Dataset items
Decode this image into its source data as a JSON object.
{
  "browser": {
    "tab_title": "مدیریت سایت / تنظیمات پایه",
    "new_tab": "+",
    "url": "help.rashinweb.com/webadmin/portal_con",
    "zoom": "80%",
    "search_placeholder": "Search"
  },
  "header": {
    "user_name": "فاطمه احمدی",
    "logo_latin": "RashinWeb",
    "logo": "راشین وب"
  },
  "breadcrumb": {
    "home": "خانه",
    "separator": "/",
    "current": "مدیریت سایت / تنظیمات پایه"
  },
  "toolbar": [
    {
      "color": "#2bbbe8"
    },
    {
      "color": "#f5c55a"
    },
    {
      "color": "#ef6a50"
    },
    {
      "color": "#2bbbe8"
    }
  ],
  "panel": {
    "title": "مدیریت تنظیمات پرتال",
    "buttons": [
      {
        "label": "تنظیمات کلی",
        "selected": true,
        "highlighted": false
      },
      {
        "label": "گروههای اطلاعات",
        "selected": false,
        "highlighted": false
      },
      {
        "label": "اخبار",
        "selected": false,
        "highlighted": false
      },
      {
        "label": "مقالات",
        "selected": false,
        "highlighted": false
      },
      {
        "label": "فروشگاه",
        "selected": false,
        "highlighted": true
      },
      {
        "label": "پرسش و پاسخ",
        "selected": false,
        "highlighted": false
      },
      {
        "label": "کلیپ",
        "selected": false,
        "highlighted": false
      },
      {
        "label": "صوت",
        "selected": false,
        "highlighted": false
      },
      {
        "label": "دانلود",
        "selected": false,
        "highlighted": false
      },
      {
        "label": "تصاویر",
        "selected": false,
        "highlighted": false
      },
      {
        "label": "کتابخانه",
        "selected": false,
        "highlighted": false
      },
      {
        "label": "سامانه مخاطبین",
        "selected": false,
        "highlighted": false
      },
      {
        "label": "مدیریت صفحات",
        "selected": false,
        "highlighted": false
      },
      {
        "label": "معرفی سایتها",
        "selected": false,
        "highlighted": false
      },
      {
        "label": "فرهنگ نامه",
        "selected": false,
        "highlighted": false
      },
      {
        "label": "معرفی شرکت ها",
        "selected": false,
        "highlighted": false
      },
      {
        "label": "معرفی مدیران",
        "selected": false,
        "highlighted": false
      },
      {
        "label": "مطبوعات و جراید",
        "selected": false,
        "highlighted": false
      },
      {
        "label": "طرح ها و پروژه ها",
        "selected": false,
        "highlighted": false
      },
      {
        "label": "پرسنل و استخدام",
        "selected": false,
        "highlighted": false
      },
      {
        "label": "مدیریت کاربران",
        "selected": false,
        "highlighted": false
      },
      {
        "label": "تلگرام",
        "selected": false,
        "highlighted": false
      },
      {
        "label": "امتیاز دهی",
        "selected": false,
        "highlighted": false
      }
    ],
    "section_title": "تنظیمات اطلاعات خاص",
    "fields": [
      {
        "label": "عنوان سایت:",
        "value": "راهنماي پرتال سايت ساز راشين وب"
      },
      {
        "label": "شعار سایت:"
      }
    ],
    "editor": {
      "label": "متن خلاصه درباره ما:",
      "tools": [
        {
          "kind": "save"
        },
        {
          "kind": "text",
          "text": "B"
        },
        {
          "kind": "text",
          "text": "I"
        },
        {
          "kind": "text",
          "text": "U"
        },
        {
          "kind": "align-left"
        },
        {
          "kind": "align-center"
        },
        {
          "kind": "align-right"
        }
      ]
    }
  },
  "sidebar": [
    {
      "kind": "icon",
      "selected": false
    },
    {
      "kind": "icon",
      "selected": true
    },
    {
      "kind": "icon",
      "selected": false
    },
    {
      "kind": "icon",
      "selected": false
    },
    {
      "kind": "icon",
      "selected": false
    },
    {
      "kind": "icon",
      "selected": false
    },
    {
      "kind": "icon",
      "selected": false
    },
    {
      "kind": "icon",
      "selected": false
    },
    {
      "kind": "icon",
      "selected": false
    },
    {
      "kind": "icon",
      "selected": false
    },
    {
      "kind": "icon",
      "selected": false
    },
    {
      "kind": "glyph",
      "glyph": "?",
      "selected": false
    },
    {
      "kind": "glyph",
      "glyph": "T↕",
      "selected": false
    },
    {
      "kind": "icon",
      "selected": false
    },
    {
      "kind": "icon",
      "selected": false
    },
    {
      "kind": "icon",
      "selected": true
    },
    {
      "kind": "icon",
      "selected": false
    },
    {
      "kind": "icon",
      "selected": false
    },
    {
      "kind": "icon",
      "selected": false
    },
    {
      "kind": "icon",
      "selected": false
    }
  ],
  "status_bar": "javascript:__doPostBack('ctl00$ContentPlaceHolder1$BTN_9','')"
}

• _STATED GOAL_
Extract each entry in full, exactly as given.

• _RESPONSE FOR THIS EXERCISE_
Decode this image into its source data as a JSON object.
{
  "browser": {
    "tab_title": "مدیریت سایت / تنظیمات پایه",
    "new_tab": "+",
    "url": "help.rashinweb.com/webadmin/portal_con",
    "zoom": "80%",
    "search_placeholder": "Search"
  },
  "header": {
    "user_name": "فاطمه احمدی",
    "logo_latin": "RashinWeb",
    "logo": "راشین وب"
  },
  "breadcrumb": {
    "home": "خانه",
    "separator": "/",
    "current": "مدیریت سایت / تنظیمات پایه"
  },
  "toolbar": [
    {
      "color": "#2bbbe8"
    },
    {
      "color": "#f5c55a"
    },
    {
      "color": "#ef6a50"
    },
    {
      "color": "#2bbbe8"
    }
  ],
  "panel": {
    "title": "مدیریت تنظیمات پرتال",
    "buttons": [
      {
        "label": "تنظیمات کلی",
        "selected": true,
        "highlighted": false
      },
      {
        "label": "گروههای اطلاعات",
        "selected": false,
        "highlighted": false
      },
      {
        "label": "اخبار",
        "selected": false,
        "highlighted": false
      },
      {
        "label": "مقالات",
        "selected": false,
        "highlighted": false
      },
      {
        "label": "فروشگاه",
        "selected": false,
        "highlighted": true
      },
      {
        "label": "پرسش و پاسخ",
        "selected": false,
        "highlighted": false
      },
      {
        "label": "کلیپ",
        "selected": false,
        "highlighted": false
      },
      {
        "label": "صوت",
        "selected": false,
        "highlighted": false
      },
      {
        "label": "دانلود",
        "selected": false,
        "highlighted": false
      },
      {
        "label": "تصاویر",
        "selected": false,
        "highlighted": false
      },
      {
        "label": "کتابخانه",
        "selected": false,
        "highlighted": false
      },
      {
        "label": "سامانه مخاطبین",
        "selected": false,
        "highlighted": false
      },
      {
        "label": "مدیریت صفحات",
        "selected": false,
        "highlighted": false
      },
      {
        "label": "معرفی سایتها",
        "selected": false,
        "highlighted": false
      },
      {
        "label": "فرهنگ نامه",
        "selected": false,
        "highlighted": false
      },
      {
        "label": "معرفی شرکت ها",
        "selected": false,
        "highlighted": false
      },
      {
        "label": "معرفی مدیران",
        "selected": false,
        "highlighted": false
      },
      {
        "label": "مطبوعات و جراید",
        "selected": false,
        "highlighted": false
      },
      {
        "label": "طرح ها و پروژه ها",
        "selected": false,
        "highlighted": false
      },
      {
        "label": "پرسنل و استخدام",
        "selected": false,
        "highlighted": false
      },
      {
        "label": "مدیریت کاربران",
        "selected": false,
        "highlighted": false
      },
      {
        "label": "تلگرام",
        "selected": false,
        "highlighted": false
      },
      {
        "label": "امتیاز دهی",
        "selected": false,
        "highlighted": false
      }
    ],
    "section_title": "تنظیمات اطلاعات خاص",
    "fields": [
      {
        "label": "عنوان سایت:",
        "value": "راهنماي پرتال سايت ساز راشين وب"
      },
      {
        "label": "شعار سایت:"
      }
    ],
    "editor": {
      "label": "متن خلاصه درباره ما:",
      "tools": [
        {
          "kind": "save"
        },
        {
          "kind": "text",
          "text": "B"
        },
        {
          "kind": "text",
          "text": "I"
        },
        {
          "kind": "text",
          "text": "U"
        },
        {
          "kind": "align-left"
        },
        {
          "kind": "align-center"
        },
        {
          "kind": "align-right"
        }
      ]
    }
  },
  "sidebar": [
    {
      "kind": "icon",
      "selected": false
    },
    {
      "kind": "icon",
      "selected": true
    },
    {
      "kind": "icon",
      "selected": false
    },
    {
      "kind": "icon",
      "selected": false
    },
    {
      "kind": "icon",
      "selected": false
    },
    {
      "kind": "icon",
      "selected": false
    },
    {
      "kind": "icon",
      "selected": false
    },
    {
      "kind": "icon",
      "selected": false
    },
    {
      "kind": "icon",
      "selected": false
    },
    {
      "kind": "icon",
      "selected": false
    },
    {
      "kind": "icon",
      "selected": false
    },
    {
      "kind": "glyph",
      "glyph": "?",
      "selected": false
    },
    {
      "kind": "glyph",
      "glyph": "T↕",
      "selected": false
    },
    {
      "kind": "icon",
      "selected": false
    },
    {
      "kind": "icon",
      "selected": false
    },
    {
      "kind": "icon",
      "selected": true
    },
    {
      "kind": "icon",
      "selected": false
    },
    {
      "kind": "icon",
      "selected": false
    },
    {
      "kind": "icon",
      "selected": false
    },
    {
      "kind": "icon",
      "selected": false
    }
  ],
  "status_bar": "javascript:__doPostBack('ctl00$ContentPlaceHolder1$BTN_9','')"
}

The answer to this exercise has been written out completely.